■ Document passage:
Lord Lloyd Webber’s statement was welcomed by music industry trade body LIVE.
Greg Parmley, CEO of the organisation, said in a statement: “The live music industry has spent months participating and paying for pilot events so we could reopen at full capacity safety.
“These events were a huge success and show, alongside every other international pilot, that with the right mitigations full capacity live events are safe.
“Despite this the Government has refused to publish this data, forced us to remain closed and then tried to hand-pick a number of high profile events to go ahead whilst the rest of our industries are devastated.”
Actors’ union Equity also welcomed the move by Lord Lloyd Webber.
In a statement to the PA news agency, general secretary Paul W Fleming said: “What our industry needs right now is solidarity across the workforce and all producers, and it’s admirable that Andrew Lloyd Webber is continuing to stand with the whole sector on the issue of reopening.

■ Supplied material:

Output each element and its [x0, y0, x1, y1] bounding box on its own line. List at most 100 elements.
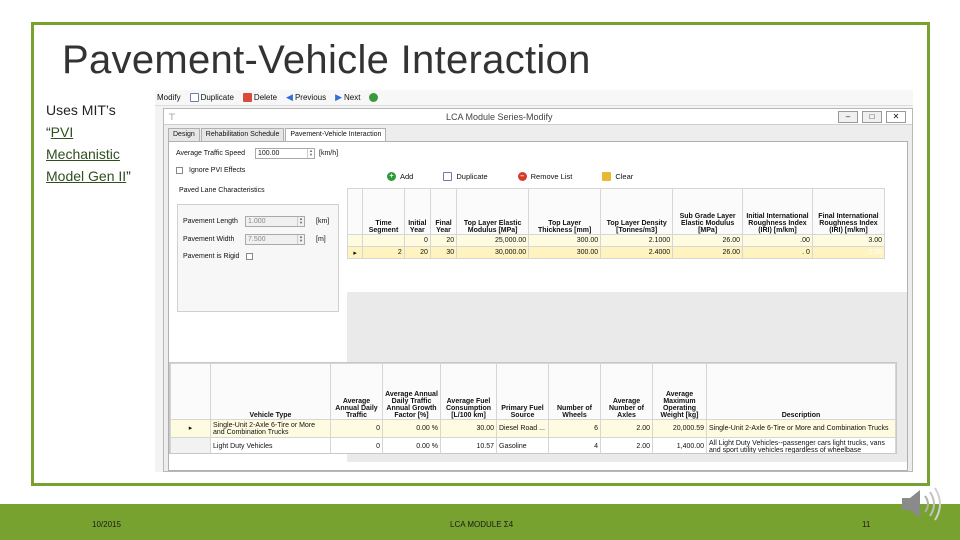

■ Directive 1: In the news passage on reopening live events, who is the CEO of the trade body LIVE?
■ Directive 2: Carry on the news passage about reopening live events from the point where it stops.
The material has nothing to do with the news passage on reopening live events.

■ Result 1: Greg Parmley

■ Result 2:
“The Government needs to provide insurances, grants, and above all else a proper income support scheme for the self-employed to accompany any ongoing public health measures, as well as looking to decouple live performance from international travel and other unlocking elements.
“The risk here is acute – the loss of a workforce, and perhaps even the UK’s place as the pre-eminent global hub for theatre. Andrew Lloyd Webber knows that, and so does Equity.”
The Department for Digital, Culture, Media and Sport have been contacted for comment.